TASK TO COMPLETE.
Can you restate the records below word for word?

-*-*-

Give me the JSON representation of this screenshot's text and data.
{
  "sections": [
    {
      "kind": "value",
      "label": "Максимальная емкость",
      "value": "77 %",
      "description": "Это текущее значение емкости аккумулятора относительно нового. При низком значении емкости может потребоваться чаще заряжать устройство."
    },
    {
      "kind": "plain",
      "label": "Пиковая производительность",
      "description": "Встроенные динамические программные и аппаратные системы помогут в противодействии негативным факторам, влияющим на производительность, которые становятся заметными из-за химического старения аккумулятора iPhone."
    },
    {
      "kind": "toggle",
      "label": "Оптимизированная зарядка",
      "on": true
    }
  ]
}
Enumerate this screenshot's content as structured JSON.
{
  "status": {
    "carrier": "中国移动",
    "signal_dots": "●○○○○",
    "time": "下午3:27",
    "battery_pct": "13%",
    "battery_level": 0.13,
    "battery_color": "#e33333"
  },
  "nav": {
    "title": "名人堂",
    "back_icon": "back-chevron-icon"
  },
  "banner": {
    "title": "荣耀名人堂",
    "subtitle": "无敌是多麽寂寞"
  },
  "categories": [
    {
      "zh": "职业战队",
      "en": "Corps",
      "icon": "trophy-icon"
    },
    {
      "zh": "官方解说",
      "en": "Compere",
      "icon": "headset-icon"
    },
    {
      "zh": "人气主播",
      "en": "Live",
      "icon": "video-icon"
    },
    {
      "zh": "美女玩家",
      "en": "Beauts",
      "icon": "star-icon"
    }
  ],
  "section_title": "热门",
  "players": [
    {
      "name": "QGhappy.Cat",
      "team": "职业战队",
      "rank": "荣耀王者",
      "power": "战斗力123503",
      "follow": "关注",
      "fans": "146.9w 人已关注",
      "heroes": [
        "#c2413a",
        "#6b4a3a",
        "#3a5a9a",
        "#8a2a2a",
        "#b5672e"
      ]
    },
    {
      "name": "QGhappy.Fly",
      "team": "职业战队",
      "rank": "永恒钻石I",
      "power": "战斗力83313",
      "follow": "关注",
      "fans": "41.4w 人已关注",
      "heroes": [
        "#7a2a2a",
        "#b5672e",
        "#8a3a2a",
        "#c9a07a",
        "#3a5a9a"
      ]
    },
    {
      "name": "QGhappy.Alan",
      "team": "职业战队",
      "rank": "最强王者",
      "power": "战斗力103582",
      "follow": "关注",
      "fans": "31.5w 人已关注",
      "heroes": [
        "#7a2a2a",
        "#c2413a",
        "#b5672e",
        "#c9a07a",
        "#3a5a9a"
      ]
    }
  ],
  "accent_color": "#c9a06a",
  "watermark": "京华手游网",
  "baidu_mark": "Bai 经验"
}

-*-*-

SOLUTION FOR THIS TASK.
Give me the JSON representation of this screenshot's text and data.
{
  "sections": [
    {
      "kind": "value",
      "label": "Максимальная емкость",
      "value": "77 %",
      "description": "Это текущее значение емкости аккумулятора относительно нового. При низком значении емкости может потребоваться чаще заряжать устройство."
    },
    {
      "kind": "plain",
      "label": "Пиковая производительность",
      "description": "Встроенные динамические программные и аппаратные системы помогут в противодействии негативным факторам, влияющим на производительность, которые становятся заметными из-за химического старения аккумулятора iPhone."
    },
    {
      "kind": "toggle",
      "label": "Оптимизированная зарядка",
      "on": true
    }
  ]
}
Enumerate this screenshot's content as structured JSON.
{
  "status": {
    "carrier": "中国移动",
    "signal_dots": "●○○○○",
    "time": "下午3:27",
    "battery_pct": "13%",
    "battery_level": 0.13,
    "battery_color": "#e33333"
  },
  "nav": {
    "title": "名人堂",
    "back_icon": "back-chevron-icon"
  },
  "banner": {
    "title": "荣耀名人堂",
    "subtitle": "无敌是多麽寂寞"
  },
  "categories": [
    {
      "zh": "职业战队",
      "en": "Corps",
      "icon": "trophy-icon"
    },
    {
      "zh": "官方解说",
      "en": "Compere",
      "icon": "headset-icon"
    },
    {
      "zh": "人气主播",
      "en": "Live",
      "icon": "video-icon"
    },
    {
      "zh": "美女玩家",
      "en": "Beauts",
      "icon": "star-icon"
    }
  ],
  "section_title": "热门",
  "players": [
    {
      "name": "QGhappy.Cat",
      "team": "职业战队",
      "rank": "荣耀王者",
      "power": "战斗力123503",
      "follow": "关注",
      "fans": "146.9w 人已关注",
      "heroes": [
        "#c2413a",
        "#6b4a3a",
        "#3a5a9a",
        "#8a2a2a",
        "#b5672e"
      ]
    },
    {
      "name": "QGhappy.Fly",
      "team": "职业战队",
      "rank": "永恒钻石I",
      "power": "战斗力83313",
      "follow": "关注",
      "fans": "41.4w 人已关注",
      "heroes": [
        "#7a2a2a",
        "#b5672e",
        "#8a3a2a",
        "#c9a07a",
        "#3a5a9a"
      ]
    },
    {
      "name": "QGhappy.Alan",
      "team": "职业战队",
      "rank": "最强王者",
      "power": "战斗力103582",
      "follow": "关注",
      "fans": "31.5w 人已关注",
      "heroes": [
        "#7a2a2a",
        "#c2413a",
        "#b5672e",
        "#c9a07a",
        "#3a5a9a"
      ]
    }
  ],
  "accent_color": "#c9a06a",
  "watermark": "京华手游网",
  "baidu_mark": "Bai 经验"
}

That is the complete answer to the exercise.